Given task:
Output the data that follows exactly, line for line.

Entries taken from a collection
[BEGIN]

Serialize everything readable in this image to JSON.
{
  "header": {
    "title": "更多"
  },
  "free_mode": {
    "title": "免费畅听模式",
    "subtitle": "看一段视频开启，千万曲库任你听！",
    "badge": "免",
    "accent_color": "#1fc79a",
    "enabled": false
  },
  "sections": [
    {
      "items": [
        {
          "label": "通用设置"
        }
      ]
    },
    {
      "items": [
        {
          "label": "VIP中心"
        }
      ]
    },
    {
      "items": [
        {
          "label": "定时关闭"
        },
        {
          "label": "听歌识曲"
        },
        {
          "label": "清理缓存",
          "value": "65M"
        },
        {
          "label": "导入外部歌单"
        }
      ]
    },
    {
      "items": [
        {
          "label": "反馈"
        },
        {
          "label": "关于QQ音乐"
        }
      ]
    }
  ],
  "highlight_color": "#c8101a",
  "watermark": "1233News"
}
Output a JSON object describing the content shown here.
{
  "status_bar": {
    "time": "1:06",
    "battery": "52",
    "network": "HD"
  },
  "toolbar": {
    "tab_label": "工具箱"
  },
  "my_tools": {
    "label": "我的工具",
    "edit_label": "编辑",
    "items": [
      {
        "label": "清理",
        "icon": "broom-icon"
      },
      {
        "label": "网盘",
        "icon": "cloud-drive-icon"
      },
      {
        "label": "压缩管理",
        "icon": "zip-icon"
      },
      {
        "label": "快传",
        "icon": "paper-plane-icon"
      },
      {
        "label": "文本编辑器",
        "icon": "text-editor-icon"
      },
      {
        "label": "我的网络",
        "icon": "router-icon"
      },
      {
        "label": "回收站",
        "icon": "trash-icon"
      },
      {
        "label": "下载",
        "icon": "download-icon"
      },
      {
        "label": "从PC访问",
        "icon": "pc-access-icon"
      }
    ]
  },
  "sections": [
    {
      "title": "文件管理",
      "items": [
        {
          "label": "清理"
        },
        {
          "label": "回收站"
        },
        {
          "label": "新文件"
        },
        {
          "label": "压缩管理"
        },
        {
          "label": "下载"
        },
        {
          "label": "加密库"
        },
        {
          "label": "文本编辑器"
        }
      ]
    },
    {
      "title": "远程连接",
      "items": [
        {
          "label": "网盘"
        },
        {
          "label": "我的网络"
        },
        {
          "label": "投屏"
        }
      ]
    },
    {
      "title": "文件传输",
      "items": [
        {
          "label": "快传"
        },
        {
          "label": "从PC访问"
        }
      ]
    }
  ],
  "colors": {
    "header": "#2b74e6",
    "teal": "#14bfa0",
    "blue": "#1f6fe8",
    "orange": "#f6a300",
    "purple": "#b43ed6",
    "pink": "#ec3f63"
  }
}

[END]

Solution:
Serialize everything readable in this image to JSON.
{
  "header": {
    "title": "更多"
  },
  "free_mode": {
    "title": "免费畅听模式",
    "subtitle": "看一段视频开启，千万曲库任你听！",
    "badge": "免",
    "accent_color": "#1fc79a",
    "enabled": false
  },
  "sections": [
    {
      "items": [
        {
          "label": "通用设置"
        }
      ]
    },
    {
      "items": [
        {
          "label": "VIP中心"
        }
      ]
    },
    {
      "items": [
        {
          "label": "定时关闭"
        },
        {
          "label": "听歌识曲"
        },
        {
          "label": "清理缓存",
          "value": "65M"
        },
        {
          "label": "导入外部歌单"
        }
      ]
    },
    {
      "items": [
        {
          "label": "反馈"
        },
        {
          "label": "关于QQ音乐"
        }
      ]
    }
  ],
  "highlight_color": "#c8101a",
  "watermark": "1233News"
}
Output a JSON object describing the content shown here.
{
  "status_bar": {
    "time": "1:06",
    "battery": "52",
    "network": "HD"
  },
  "toolbar": {
    "tab_label": "工具箱"
  },
  "my_tools": {
    "label": "我的工具",
    "edit_label": "编辑",
    "items": [
      {
        "label": "清理",
        "icon": "broom-icon"
      },
      {
        "label": "网盘",
        "icon": "cloud-drive-icon"
      },
      {
        "label": "压缩管理",
        "icon": "zip-icon"
      },
      {
        "label": "快传",
        "icon": "paper-plane-icon"
      },
      {
        "label": "文本编辑器",
        "icon": "text-editor-icon"
      },
      {
        "label": "我的网络",
        "icon": "router-icon"
      },
      {
        "label": "回收站",
        "icon": "trash-icon"
      },
      {
        "label": "下载",
        "icon": "download-icon"
      },
      {
        "label": "从PC访问",
        "icon": "pc-access-icon"
      }
    ]
  },
  "sections": [
    {
      "title": "文件管理",
      "items": [
        {
          "label": "清理"
        },
        {
          "label": "回收站"
        },
        {
          "label": "新文件"
        },
        {
          "label": "压缩管理"
        },
        {
          "label": "下载"
        },
        {
          "label": "加密库"
        },
        {
          "label": "文本编辑器"
        }
      ]
    },
    {
      "title": "远程连接",
      "items": [
        {
          "label": "网盘"
        },
        {
          "label": "我的网络"
        },
        {
          "label": "投屏"
        }
      ]
    },
    {
      "title": "文件传输",
      "items": [
        {
          "label": "快传"
        },
        {
          "label": "从PC访问"
        }
      ]
    }
  ],
  "colors": {
    "header": "#2b74e6",
    "teal": "#14bfa0",
    "blue": "#1f6fe8",
    "orange": "#f6a300",
    "purple": "#b43ed6",
    "pink": "#ec3f63"
  }
}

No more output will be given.